## Challenge:
Each entry that follows is to be retyped exactly. Pictures do not belong in the copy.

## Material supplied:

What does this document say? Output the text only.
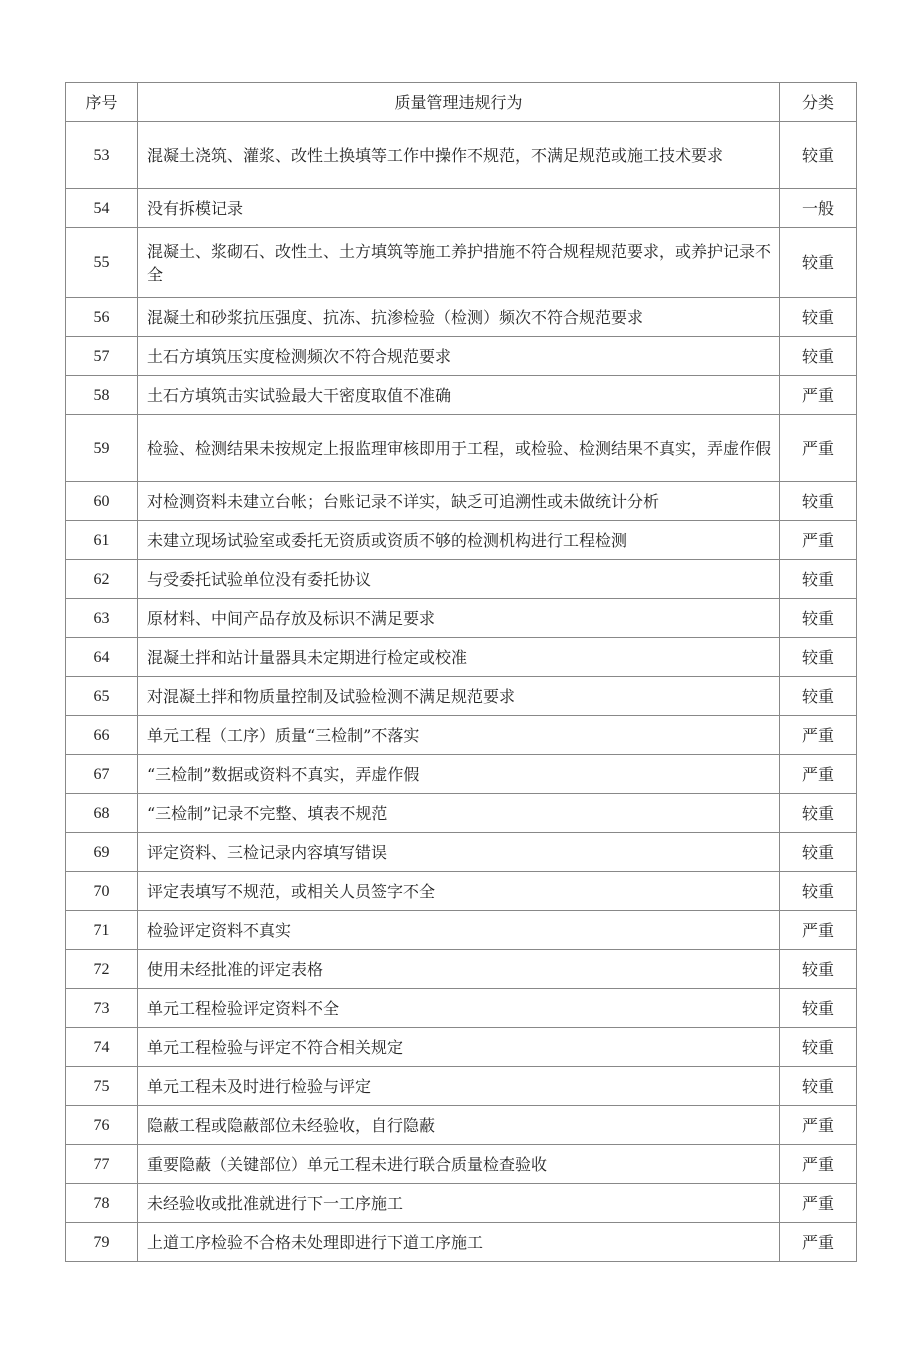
序号	质量管理违规行为	分类
53	混凝土浇筑、灌浆、改性土换填等工作中操作不规范，不满足规范或施工技术要求	较重
54	没有拆模记录	一般
55	混凝土、浆砌石、改性土、土方填筑等施工养护措施不符合规程规范要求，或养护记录不全	较重
56	混凝土和砂浆抗压强度、抗冻、抗渗检验（检测）频次不符合规范要求	较重
57	土石方填筑压实度检测频次不符合规范要求	较重
58	土石方填筑击实试验最大干密度取值不准确	严重
59	检验、检测结果未按规定上报监理审核即用于工程，或检验、检测结果不真实，弄虚作假	严重
60	对检测资料未建立台帐；台账记录不详实，缺乏可追溯性或未做统计分析	较重
61	未建立现场试验室或委托无资质或资质不够的检测机构进行工程检测	严重
62	与受委托试验单位没有委托协议	较重
63	原材料、中间产品存放及标识不满足要求	较重
64	混凝土拌和站计量器具未定期进行检定或校准	较重
65	对混凝土拌和物质量控制及试验检测不满足规范要求	较重
66	单元工程（工序）质量“三检制”不落实	严重
67	“三检制”数据或资料不真实，弄虚作假	严重
68	“三检制”记录不完整、填表不规范	较重
69	评定资料、三检记录内容填写错误	较重
70	评定表填写不规范，或相关人员签字不全	较重
71	检验评定资料不真实	严重
72	使用未经批准的评定表格	较重
73	单元工程检验评定资料不全	较重
74	单元工程检验与评定不符合相关规定	较重
75	单元工程未及时进行检验与评定	较重
76	隐蔽工程或隐蔽部位未经验收，自行隐蔽	严重
77	重要隐蔽（关键部位）单元工程未进行联合质量检查验收	严重
78	未经验收或批准就进行下一工序施工	严重
79	上道工序检验不合格未处理即进行下道工序施工	严重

## Solved exercise:
What does this document say? Output the text only.
序号	质量管理违规行为	分类
53	混凝土浇筑、灌浆、改性土换填等工作中操作不规范，不满足规范或施工技术要求	较重
54	没有拆模记录	一般
55	混凝土、浆砌石、改性土、土方填筑等施工养护措施不符合规程规范要求，或养护记录不全	较重
56	混凝土和砂浆抗压强度、抗冻、抗渗检验（检测）频次不符合规范要求	较重
57	土石方填筑压实度检测频次不符合规范要求	较重
58	土石方填筑击实试验最大干密度取值不准确	严重
59	检验、检测结果未按规定上报监理审核即用于工程，或检验、检测结果不真实，弄虚作假	严重
60	对检测资料未建立台帐；台账记录不详实，缺乏可追溯性或未做统计分析	较重
61	未建立现场试验室或委托无资质或资质不够的检测机构进行工程检测	严重
62	与受委托试验单位没有委托协议	较重
63	原材料、中间产品存放及标识不满足要求	较重
64	混凝土拌和站计量器具未定期进行检定或校准	较重
65	对混凝土拌和物质量控制及试验检测不满足规范要求	较重
66	单元工程（工序）质量“三检制”不落实	严重
67	“三检制”数据或资料不真实，弄虚作假	严重
68	“三检制”记录不完整、填表不规范	较重
69	评定资料、三检记录内容填写错误	较重
70	评定表填写不规范，或相关人员签字不全	较重
71	检验评定资料不真实	严重
72	使用未经批准的评定表格	较重
73	单元工程检验评定资料不全	较重
74	单元工程检验与评定不符合相关规定	较重
75	单元工程未及时进行检验与评定	较重
76	隐蔽工程或隐蔽部位未经验收，自行隐蔽	严重
77	重要隐蔽（关键部位）单元工程未进行联合质量检查验收	严重
78	未经验收或批准就进行下一工序施工	严重
79	上道工序检验不合格未处理即进行下道工序施工	严重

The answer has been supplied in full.